### [What this task involves]
Answer with one number: how many lines hold "seconds".

### [Dataset entries on figures]
-- -- --
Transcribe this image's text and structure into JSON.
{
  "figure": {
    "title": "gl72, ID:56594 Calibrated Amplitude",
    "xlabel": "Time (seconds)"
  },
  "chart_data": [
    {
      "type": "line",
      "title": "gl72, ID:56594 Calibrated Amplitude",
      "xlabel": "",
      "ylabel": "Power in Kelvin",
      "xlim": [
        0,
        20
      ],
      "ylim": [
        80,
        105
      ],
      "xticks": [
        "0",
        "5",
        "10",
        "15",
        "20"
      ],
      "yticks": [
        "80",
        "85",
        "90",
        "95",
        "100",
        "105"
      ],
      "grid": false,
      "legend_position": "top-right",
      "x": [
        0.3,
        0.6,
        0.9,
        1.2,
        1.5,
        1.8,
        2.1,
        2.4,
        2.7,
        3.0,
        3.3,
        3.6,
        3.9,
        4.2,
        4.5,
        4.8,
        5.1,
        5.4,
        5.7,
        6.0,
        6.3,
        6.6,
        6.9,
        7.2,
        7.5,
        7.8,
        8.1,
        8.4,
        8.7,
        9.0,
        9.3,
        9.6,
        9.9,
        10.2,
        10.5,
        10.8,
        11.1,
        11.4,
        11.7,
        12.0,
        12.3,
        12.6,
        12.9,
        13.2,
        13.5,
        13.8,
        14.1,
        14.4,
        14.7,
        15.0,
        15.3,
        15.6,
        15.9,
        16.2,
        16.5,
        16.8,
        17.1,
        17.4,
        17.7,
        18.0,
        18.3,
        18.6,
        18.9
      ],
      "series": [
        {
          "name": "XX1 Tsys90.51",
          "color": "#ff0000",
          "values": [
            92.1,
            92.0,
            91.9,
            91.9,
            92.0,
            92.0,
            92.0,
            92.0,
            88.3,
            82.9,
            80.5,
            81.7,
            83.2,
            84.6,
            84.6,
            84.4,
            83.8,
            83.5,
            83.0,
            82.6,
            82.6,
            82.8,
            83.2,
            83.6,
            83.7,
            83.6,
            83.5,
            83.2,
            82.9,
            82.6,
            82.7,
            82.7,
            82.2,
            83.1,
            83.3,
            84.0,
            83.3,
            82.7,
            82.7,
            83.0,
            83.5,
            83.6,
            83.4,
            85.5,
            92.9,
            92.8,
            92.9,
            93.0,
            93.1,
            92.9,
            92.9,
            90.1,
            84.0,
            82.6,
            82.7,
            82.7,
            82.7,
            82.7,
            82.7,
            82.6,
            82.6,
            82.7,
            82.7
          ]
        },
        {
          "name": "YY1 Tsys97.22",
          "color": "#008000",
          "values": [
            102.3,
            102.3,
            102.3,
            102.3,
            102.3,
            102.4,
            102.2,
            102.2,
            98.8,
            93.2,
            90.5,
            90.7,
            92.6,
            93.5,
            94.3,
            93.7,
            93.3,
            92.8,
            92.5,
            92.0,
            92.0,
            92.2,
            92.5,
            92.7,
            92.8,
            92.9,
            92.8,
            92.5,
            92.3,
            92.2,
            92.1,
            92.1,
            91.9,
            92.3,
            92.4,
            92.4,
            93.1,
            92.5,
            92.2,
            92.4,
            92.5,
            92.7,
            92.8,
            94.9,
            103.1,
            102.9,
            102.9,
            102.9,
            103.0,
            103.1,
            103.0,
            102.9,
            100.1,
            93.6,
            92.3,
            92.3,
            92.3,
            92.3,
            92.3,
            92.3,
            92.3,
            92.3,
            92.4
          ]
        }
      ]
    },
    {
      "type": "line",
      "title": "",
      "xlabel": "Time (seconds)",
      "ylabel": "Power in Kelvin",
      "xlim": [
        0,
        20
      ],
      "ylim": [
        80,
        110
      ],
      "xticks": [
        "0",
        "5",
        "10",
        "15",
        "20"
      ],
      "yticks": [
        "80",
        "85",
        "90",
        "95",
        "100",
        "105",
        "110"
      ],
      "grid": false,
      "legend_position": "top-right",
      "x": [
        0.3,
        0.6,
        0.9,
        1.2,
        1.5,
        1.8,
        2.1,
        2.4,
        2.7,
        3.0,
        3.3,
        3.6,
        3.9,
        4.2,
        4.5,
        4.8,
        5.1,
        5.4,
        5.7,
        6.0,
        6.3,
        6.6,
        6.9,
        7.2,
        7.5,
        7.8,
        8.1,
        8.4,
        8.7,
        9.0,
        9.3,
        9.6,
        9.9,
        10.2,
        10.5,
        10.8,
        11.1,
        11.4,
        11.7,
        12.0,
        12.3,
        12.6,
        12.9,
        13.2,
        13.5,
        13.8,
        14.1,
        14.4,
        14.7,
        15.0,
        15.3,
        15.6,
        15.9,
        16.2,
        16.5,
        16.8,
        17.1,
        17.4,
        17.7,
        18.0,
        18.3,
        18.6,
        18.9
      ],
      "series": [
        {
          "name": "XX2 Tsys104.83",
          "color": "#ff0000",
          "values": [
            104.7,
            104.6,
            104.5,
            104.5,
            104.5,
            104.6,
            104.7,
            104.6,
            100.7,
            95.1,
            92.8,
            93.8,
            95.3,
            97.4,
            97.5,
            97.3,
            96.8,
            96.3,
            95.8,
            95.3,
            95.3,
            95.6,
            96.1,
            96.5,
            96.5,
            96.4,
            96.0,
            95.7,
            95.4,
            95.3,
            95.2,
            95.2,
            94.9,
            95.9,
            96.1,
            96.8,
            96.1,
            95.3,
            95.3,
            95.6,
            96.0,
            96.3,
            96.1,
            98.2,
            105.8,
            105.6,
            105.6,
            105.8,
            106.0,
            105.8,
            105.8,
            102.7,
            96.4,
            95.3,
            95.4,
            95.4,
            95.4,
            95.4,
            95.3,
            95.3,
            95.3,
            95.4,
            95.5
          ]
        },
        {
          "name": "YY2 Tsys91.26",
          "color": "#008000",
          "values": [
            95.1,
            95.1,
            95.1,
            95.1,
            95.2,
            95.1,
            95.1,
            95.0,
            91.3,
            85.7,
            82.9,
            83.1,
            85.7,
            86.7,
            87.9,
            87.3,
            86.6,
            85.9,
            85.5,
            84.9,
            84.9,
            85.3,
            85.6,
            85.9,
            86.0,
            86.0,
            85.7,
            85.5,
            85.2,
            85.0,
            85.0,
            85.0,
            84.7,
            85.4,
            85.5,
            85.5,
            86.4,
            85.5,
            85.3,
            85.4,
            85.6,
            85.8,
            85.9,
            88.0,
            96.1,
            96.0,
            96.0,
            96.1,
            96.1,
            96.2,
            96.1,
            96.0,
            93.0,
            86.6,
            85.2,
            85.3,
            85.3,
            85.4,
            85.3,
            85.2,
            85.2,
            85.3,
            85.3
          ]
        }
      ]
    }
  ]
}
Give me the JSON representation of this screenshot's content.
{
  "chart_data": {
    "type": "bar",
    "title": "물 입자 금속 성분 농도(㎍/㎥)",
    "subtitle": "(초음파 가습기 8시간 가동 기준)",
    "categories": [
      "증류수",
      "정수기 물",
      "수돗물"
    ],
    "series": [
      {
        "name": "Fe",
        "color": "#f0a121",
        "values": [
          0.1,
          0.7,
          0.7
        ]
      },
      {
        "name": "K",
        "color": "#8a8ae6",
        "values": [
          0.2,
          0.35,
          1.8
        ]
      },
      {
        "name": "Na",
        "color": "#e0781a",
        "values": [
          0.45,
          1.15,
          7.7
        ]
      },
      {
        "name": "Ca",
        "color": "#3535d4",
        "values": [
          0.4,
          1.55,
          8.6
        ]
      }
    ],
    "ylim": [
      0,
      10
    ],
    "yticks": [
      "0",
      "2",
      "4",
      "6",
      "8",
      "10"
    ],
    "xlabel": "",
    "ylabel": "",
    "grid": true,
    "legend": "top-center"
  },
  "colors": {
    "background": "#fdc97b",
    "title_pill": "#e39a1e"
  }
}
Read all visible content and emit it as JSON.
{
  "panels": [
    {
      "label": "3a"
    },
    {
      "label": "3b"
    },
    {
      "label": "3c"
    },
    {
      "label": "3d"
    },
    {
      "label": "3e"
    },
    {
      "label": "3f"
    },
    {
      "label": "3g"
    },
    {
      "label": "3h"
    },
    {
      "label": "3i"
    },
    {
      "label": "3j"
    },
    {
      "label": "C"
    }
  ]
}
-- -- --
### [The result]
2